▶ _WHAT NEEDS TO BE DONE_
Restate the listing below word for word, omitting any images.
--*--
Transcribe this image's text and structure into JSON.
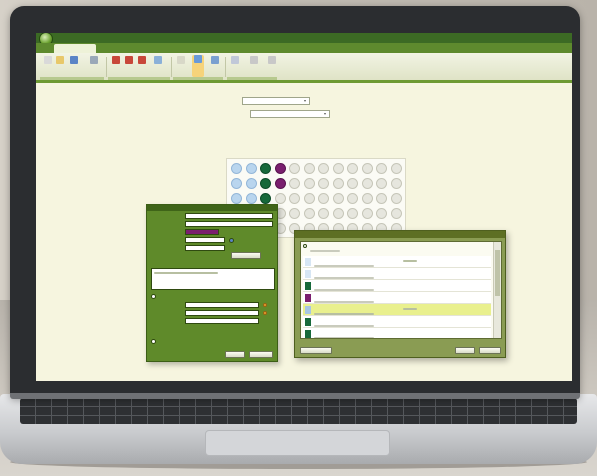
{
  "window": {
    "title": "",
    "tabs": [
      {
        "label": "",
        "active": true
      },
      {
        "label": "",
        "active": false
      },
      {
        "label": "",
        "active": false
      }
    ]
  },
  "ribbon": {
    "buttons": [
      {
        "label": "",
        "icon": "new-icon",
        "color": "#d9d9d9"
      },
      {
        "label": "",
        "icon": "open-icon",
        "color": "#e8c86a"
      },
      {
        "label": "",
        "icon": "save-icon",
        "color": "#5a84c6"
      },
      {
        "label": "",
        "icon": "print-icon",
        "color": "#9aa8b8"
      },
      {
        "label": "",
        "icon": "add-icon",
        "color": "#c8473a"
      },
      {
        "label": "",
        "icon": "edit-icon",
        "color": "#c8473a"
      },
      {
        "label": "",
        "icon": "delete-icon",
        "color": "#c8473a"
      },
      {
        "label": "",
        "icon": "import-icon",
        "color": "#8ab0d8"
      },
      {
        "label": "",
        "icon": "layout-icon",
        "color": "#d8d8c8"
      },
      {
        "label": "",
        "icon": "active-view-icon",
        "color": "#6a9ad8"
      },
      {
        "label": "",
        "icon": "view-icon",
        "color": "#7aa0d0"
      },
      {
        "label": "",
        "icon": "chart-icon",
        "color": "#c0c8d8"
      },
      {
        "label": "",
        "icon": "settings-icon",
        "color": "#c8c8c8"
      },
      {
        "label": "",
        "icon": "search-icon",
        "color": "#c8c8c8"
      }
    ]
  },
  "selectors": {
    "container_type": "",
    "container_label": "",
    "container_value": ""
  },
  "plate": {
    "rows": [
      [
        "b",
        "b",
        "g",
        "p",
        "t",
        "t",
        "t",
        "t",
        "t",
        "t",
        "t",
        "t"
      ],
      [
        "b",
        "b",
        "g",
        "p",
        "t",
        "t",
        "t",
        "t",
        "t",
        "t",
        "t",
        "t"
      ],
      [
        "b",
        "b",
        "g",
        "t",
        "t",
        "t",
        "t",
        "t",
        "t",
        "t",
        "t",
        "t"
      ],
      [
        "t",
        "t",
        "t",
        "t",
        "t",
        "t",
        "t",
        "t",
        "t",
        "t",
        "t",
        "t"
      ],
      [
        "t",
        "t",
        "t",
        "t",
        "t",
        "t",
        "t",
        "t",
        "t",
        "t",
        "t",
        "t"
      ]
    ]
  },
  "sample_dialog": {
    "labels": [
      "",
      "",
      "",
      "",
      "",
      "",
      ""
    ],
    "values": [
      "",
      "",
      "",
      "",
      "",
      ""
    ],
    "colour_field": "#7a1f6e",
    "button_label": "",
    "comment_label": "",
    "comment_text": "",
    "section_a_label": "",
    "section_a_fields": [
      "",
      "",
      ""
    ],
    "section_b_label": "",
    "ok_label": "",
    "cancel_label": ""
  },
  "sample_list_dialog": {
    "title": "",
    "group_label": "",
    "items": [
      {
        "name": "",
        "color": "#d7e6f4",
        "highlight": false,
        "tick": true
      },
      {
        "name": "",
        "color": "#d7e6f4",
        "highlight": false,
        "tick": false
      },
      {
        "name": "",
        "color": "#17693a",
        "highlight": false,
        "tick": false
      },
      {
        "name": "",
        "color": "#7a1f6e",
        "highlight": false,
        "tick": false
      },
      {
        "name": "",
        "color": "#a8c6e4",
        "highlight": true,
        "tick": true
      },
      {
        "name": "",
        "color": "#17693a",
        "highlight": false,
        "tick": false
      },
      {
        "name": "",
        "color": "#17693a",
        "highlight": false,
        "tick": false
      }
    ],
    "left_button": "",
    "ok_label": "",
    "cancel_label": ""
  }
}
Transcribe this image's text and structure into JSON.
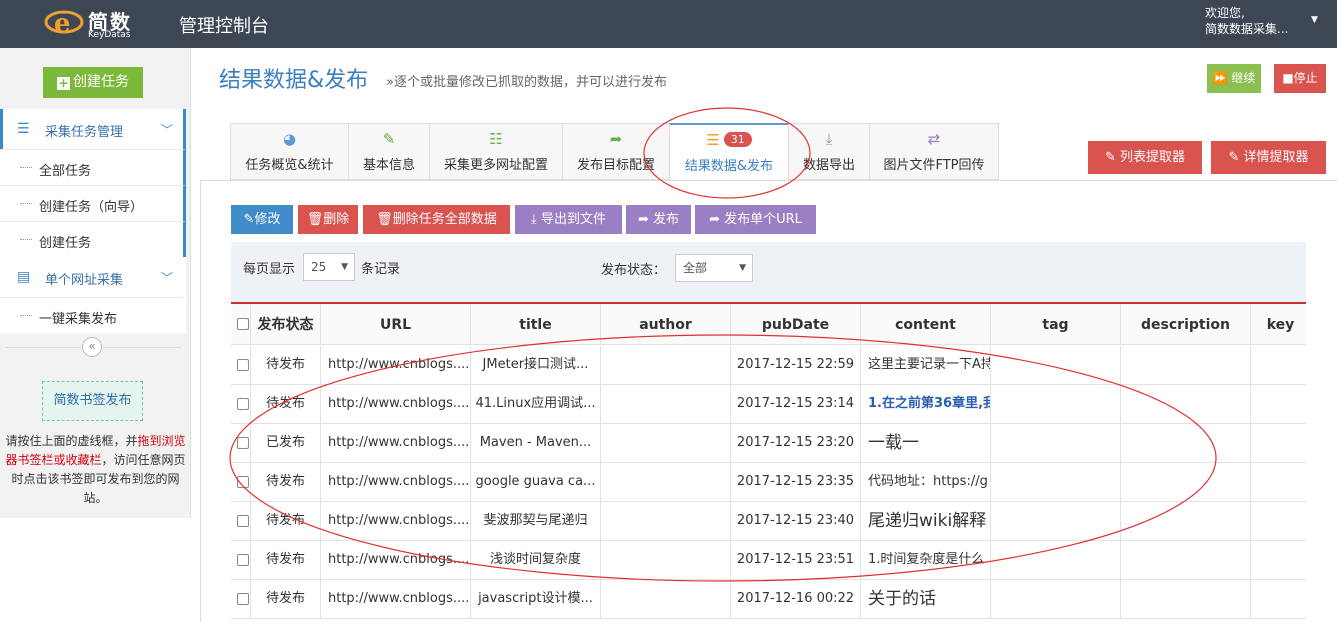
{
  "header": {
    "logo_name": "简数",
    "logo_sub": "KeyDatas",
    "app_title": "管理控制台",
    "welcome_line1": "欢迎您,",
    "welcome_line2": "简数数据采集..."
  },
  "sidebar": {
    "create_task": "创建任务",
    "groups": [
      {
        "label": "采集任务管理",
        "items": [
          "全部任务",
          "创建任务（向导）",
          "创建任务"
        ]
      },
      {
        "label": "单个网址采集",
        "items": [
          "一键采集发布"
        ]
      }
    ],
    "bookmark_button": "简数书签发布",
    "help_pre": "请按住上面的虚线框，并",
    "help_red": "拖到浏览器书签栏或收藏栏",
    "help_post": "，访问任意网页时点击该书签即可发布到您的网站。"
  },
  "page": {
    "title": "结果数据&发布",
    "subtitle": "»逐个或批量修改已抓取的数据，并可以进行发布",
    "continue_label": "继续",
    "stop_label": "停止"
  },
  "tabs": [
    {
      "label": "任务概览&统计",
      "icon": "dashboard-icon",
      "color": "#5b9bd5"
    },
    {
      "label": "基本信息",
      "icon": "edit-icon",
      "color": "#6bb049"
    },
    {
      "label": "采集更多网址配置",
      "icon": "list-icon",
      "color": "#6bb049"
    },
    {
      "label": "发布目标配置",
      "icon": "share-icon",
      "color": "#6bb049"
    },
    {
      "label": "结果数据&发布",
      "icon": "database-icon",
      "color": "#f0a030",
      "badge": "31"
    },
    {
      "label": "数据导出",
      "icon": "download-icon",
      "color": "#9b7fc4"
    },
    {
      "label": "图片文件FTP回传",
      "icon": "transfer-icon",
      "color": "#9b7fc4"
    }
  ],
  "extractors": {
    "list": "列表提取器",
    "detail": "详情提取器"
  },
  "actions": [
    "修改",
    "删除",
    "删除任务全部数据",
    "导出到文件",
    "发布",
    "发布单个URL"
  ],
  "filter": {
    "per_page_label": "每页显示",
    "per_page_value": "25",
    "records_label": "条记录",
    "status_label": "发布状态：",
    "status_value": "全部"
  },
  "table": {
    "columns": [
      "发布状态",
      "URL",
      "title",
      "author",
      "pubDate",
      "content",
      "tag",
      "description",
      "key"
    ],
    "rows": [
      {
        "status": "待发布",
        "url": "http://www.cnblogs....",
        "title": "JMeter接口测试...",
        "author": "",
        "date": "2017-12-15 22:59",
        "content": "这里主要记录一下A持"
      },
      {
        "status": "待发布",
        "url": "http://www.cnblogs....",
        "title": "41.Linux应用调试...",
        "author": "",
        "date": "2017-12-15 23:14",
        "content": "1.在之前第36章里,我"
      },
      {
        "status": "已发布",
        "url": "http://www.cnblogs....",
        "title": "Maven - Maven...",
        "author": "",
        "date": "2017-12-15 23:20",
        "content": "一载一"
      },
      {
        "status": "待发布",
        "url": "http://www.cnblogs....",
        "title": "google guava ca...",
        "author": "",
        "date": "2017-12-15 23:35",
        "content": "代码地址：https://g"
      },
      {
        "status": "待发布",
        "url": "http://www.cnblogs....",
        "title": "斐波那契与尾递归",
        "author": "",
        "date": "2017-12-15 23:40",
        "content": "尾递归wiki解释"
      },
      {
        "status": "待发布",
        "url": "http://www.cnblogs....",
        "title": "浅谈时间复杂度",
        "author": "",
        "date": "2017-12-15 23:51",
        "content": "1.时间复杂度是什么"
      },
      {
        "status": "待发布",
        "url": "http://www.cnblogs....",
        "title": "javascript设计模...",
        "author": "",
        "date": "2017-12-16 00:22",
        "content": "关于的话"
      }
    ]
  }
}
--*--
▶ _ANSWER TO THE PROBLEM_
Transcribe this image's text and structure into JSON.
{
  "window": {
    "title": "",
    "tabs": [
      {
        "label": "",
        "active": true
      },
      {
        "label": "",
        "active": false
      },
      {
        "label": "",
        "active": false
      }
    ]
  },
  "ribbon": {
    "buttons": [
      {
        "label": "",
        "icon": "new-icon",
        "color": "#d9d9d9"
      },
      {
        "label": "",
        "icon": "open-icon",
        "color": "#e8c86a"
      },
      {
        "label": "",
        "icon": "save-icon",
        "color": "#5a84c6"
      },
      {
        "label": "",
        "icon": "print-icon",
        "color": "#9aa8b8"
      },
      {
        "label": "",
        "icon": "add-icon",
        "color": "#c8473a"
      },
      {
        "label": "",
        "icon": "edit-icon",
        "color": "#c8473a"
      },
      {
        "label": "",
        "icon": "delete-icon",
        "color": "#c8473a"
      },
      {
        "label": "",
        "icon": "import-icon",
        "color": "#8ab0d8"
      },
      {
        "label": "",
        "icon": "layout-icon",
        "color": "#d8d8c8"
      },
      {
        "label": "",
        "icon": "active-view-icon",
        "color": "#6a9ad8"
      },
      {
        "label": "",
        "icon": "view-icon",
        "color": "#7aa0d0"
      },
      {
        "label": "",
        "icon": "chart-icon",
        "color": "#c0c8d8"
      },
      {
        "label": "",
        "icon": "settings-icon",
        "color": "#c8c8c8"
      },
      {
        "label": "",
        "icon": "search-icon",
        "color": "#c8c8c8"
      }
    ]
  },
  "selectors": {
    "container_type": "",
    "container_label": "",
    "container_value": ""
  },
  "plate": {
    "rows": [
      [
        "b",
        "b",
        "g",
        "p",
        "t",
        "t",
        "t",
        "t",
        "t",
        "t",
        "t",
        "t"
      ],
      [
        "b",
        "b",
        "g",
        "p",
        "t",
        "t",
        "t",
        "t",
        "t",
        "t",
        "t",
        "t"
      ],
      [
        "b",
        "b",
        "g",
        "t",
        "t",
        "t",
        "t",
        "t",
        "t",
        "t",
        "t",
        "t"
      ],
      [
        "t",
        "t",
        "t",
        "t",
        "t",
        "t",
        "t",
        "t",
        "t",
        "t",
        "t",
        "t"
      ],
      [
        "t",
        "t",
        "t",
        "t",
        "t",
        "t",
        "t",
        "t",
        "t",
        "t",
        "t",
        "t"
      ]
    ]
  },
  "sample_dialog": {
    "labels": [
      "",
      "",
      "",
      "",
      "",
      "",
      ""
    ],
    "values": [
      "",
      "",
      "",
      "",
      "",
      ""
    ],
    "colour_field": "#7a1f6e",
    "button_label": "",
    "comment_label": "",
    "comment_text": "",
    "section_a_label": "",
    "section_a_fields": [
      "",
      "",
      ""
    ],
    "section_b_label": "",
    "ok_label": "",
    "cancel_label": ""
  },
  "sample_list_dialog": {
    "title": "",
    "group_label": "",
    "items": [
      {
        "name": "",
        "color": "#d7e6f4",
        "highlight": false,
        "tick": true
      },
      {
        "name": "",
        "color": "#d7e6f4",
        "highlight": false,
        "tick": false
      },
      {
        "name": "",
        "color": "#17693a",
        "highlight": false,
        "tick": false
      },
      {
        "name": "",
        "color": "#7a1f6e",
        "highlight": false,
        "tick": false
      },
      {
        "name": "",
        "color": "#a8c6e4",
        "highlight": true,
        "tick": true
      },
      {
        "name": "",
        "color": "#17693a",
        "highlight": false,
        "tick": false
      },
      {
        "name": "",
        "color": "#17693a",
        "highlight": false,
        "tick": false
      }
    ],
    "left_button": "",
    "ok_label": "",
    "cancel_label": ""
  }
}
Transcribe this image's text and structure into JSON.
{
  "header": {
    "logo_name": "简数",
    "logo_sub": "KeyDatas",
    "app_title": "管理控制台",
    "welcome_line1": "欢迎您,",
    "welcome_line2": "简数数据采集..."
  },
  "sidebar": {
    "create_task": "创建任务",
    "groups": [
      {
        "label": "采集任务管理",
        "items": [
          "全部任务",
          "创建任务（向导）",
          "创建任务"
        ]
      },
      {
        "label": "单个网址采集",
        "items": [
          "一键采集发布"
        ]
      }
    ],
    "bookmark_button": "简数书签发布",
    "help_pre": "请按住上面的虚线框，并",
    "help_red": "拖到浏览器书签栏或收藏栏",
    "help_post": "，访问任意网页时点击该书签即可发布到您的网站。"
  },
  "page": {
    "title": "结果数据&发布",
    "subtitle": "»逐个或批量修改已抓取的数据，并可以进行发布",
    "continue_label": "继续",
    "stop_label": "停止"
  },
  "tabs": [
    {
      "label": "任务概览&统计",
      "icon": "dashboard-icon",
      "color": "#5b9bd5"
    },
    {
      "label": "基本信息",
      "icon": "edit-icon",
      "color": "#6bb049"
    },
    {
      "label": "采集更多网址配置",
      "icon": "list-icon",
      "color": "#6bb049"
    },
    {
      "label": "发布目标配置",
      "icon": "share-icon",
      "color": "#6bb049"
    },
    {
      "label": "结果数据&发布",
      "icon": "database-icon",
      "color": "#f0a030",
      "badge": "31"
    },
    {
      "label": "数据导出",
      "icon": "download-icon",
      "color": "#9b7fc4"
    },
    {
      "label": "图片文件FTP回传",
      "icon": "transfer-icon",
      "color": "#9b7fc4"
    }
  ],
  "extractors": {
    "list": "列表提取器",
    "detail": "详情提取器"
  },
  "actions": [
    "修改",
    "删除",
    "删除任务全部数据",
    "导出到文件",
    "发布",
    "发布单个URL"
  ],
  "filter": {
    "per_page_label": "每页显示",
    "per_page_value": "25",
    "records_label": "条记录",
    "status_label": "发布状态：",
    "status_value": "全部"
  },
  "table": {
    "columns": [
      "发布状态",
      "URL",
      "title",
      "author",
      "pubDate",
      "content",
      "tag",
      "description",
      "key"
    ],
    "rows": [
      {
        "status": "待发布",
        "url": "http://www.cnblogs....",
        "title": "JMeter接口测试...",
        "author": "",
        "date": "2017-12-15 22:59",
        "content": "这里主要记录一下A持"
      },
      {
        "status": "待发布",
        "url": "http://www.cnblogs....",
        "title": "41.Linux应用调试...",
        "author": "",
        "date": "2017-12-15 23:14",
        "content": "1.在之前第36章里,我"
      },
      {
        "status": "已发布",
        "url": "http://www.cnblogs....",
        "title": "Maven - Maven...",
        "author": "",
        "date": "2017-12-15 23:20",
        "content": "一载一"
      },
      {
        "status": "待发布",
        "url": "http://www.cnblogs....",
        "title": "google guava ca...",
        "author": "",
        "date": "2017-12-15 23:35",
        "content": "代码地址：https://g"
      },
      {
        "status": "待发布",
        "url": "http://www.cnblogs....",
        "title": "斐波那契与尾递归",
        "author": "",
        "date": "2017-12-15 23:40",
        "content": "尾递归wiki解释"
      },
      {
        "status": "待发布",
        "url": "http://www.cnblogs....",
        "title": "浅谈时间复杂度",
        "author": "",
        "date": "2017-12-15 23:51",
        "content": "1.时间复杂度是什么"
      },
      {
        "status": "待发布",
        "url": "http://www.cnblogs....",
        "title": "javascript设计模...",
        "author": "",
        "date": "2017-12-16 00:22",
        "content": "关于的话"
      }
    ]
  }
}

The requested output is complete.